■ WHAT YOU ARE ASKED TO DO ■
Search the records below for the word "日夜间到" and show every line where it occurs.

(Extracted data entries)
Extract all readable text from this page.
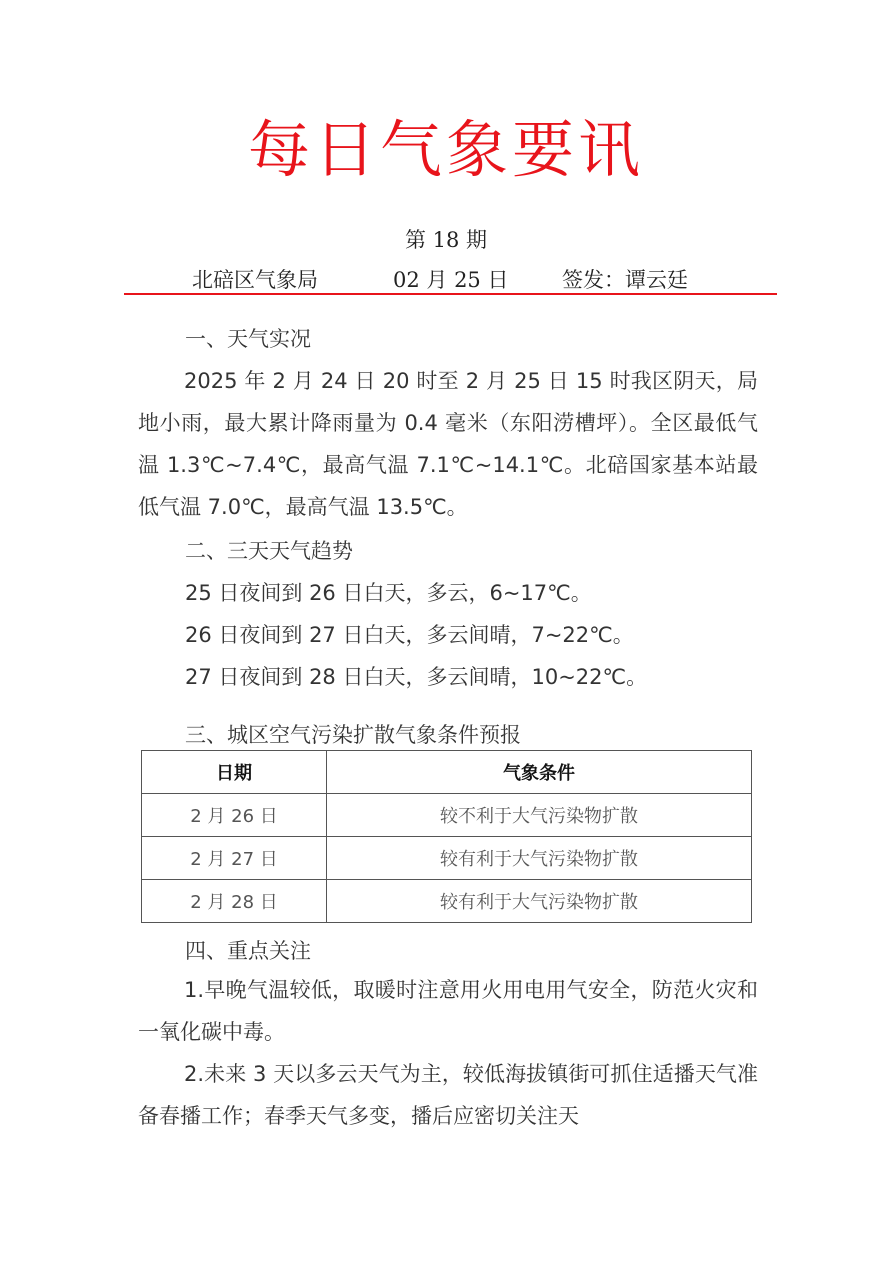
每日气象要讯
第 18 期
北碚区气象局	02 月 25 日	签发：谭云廷
一、天气实况
2025 年 2 月 24 日 20 时至 2 月 25 日 15 时我区阴天，局地小雨，最大累计降雨量为 0.4 毫米（东阳涝槽坪）。全区最低气温 1.3℃~7.4℃，最高气温 7.1℃~14.1℃。北碚国家基本站最低气温 7.0℃，最高气温 13.5℃。
二、三天天气趋势
25 日夜间到 26 日白天，多云，6~17℃。
26 日夜间到 27 日白天，多云间晴，7~22℃。
27 日夜间到 28 日白天，多云间晴，10~22℃。
三、城区空气污染扩散气象条件预报
日期	气象条件
2 月 26 日	较不利于大气污染物扩散
2 月 27 日	较有利于大气污染物扩散
2 月 28 日	较有利于大气污染物扩散
四、重点关注
1.早晚气温较低，取暖时注意用火用电用气安全，防范火灾和一氧化碳中毒。
2.未来 3 天以多云天气为主，较低海拔镇街可抓住适播天气准备春播工作；春季天气多变，播后应密切关注天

■ EXERCISE SOLUTION ■
25 日夜间到 26 日白天，多云，6~17℃。
26 日夜间到 27 日白天，多云间晴，7~22℃。
27 日夜间到 28 日白天，多云间晴，10~22℃。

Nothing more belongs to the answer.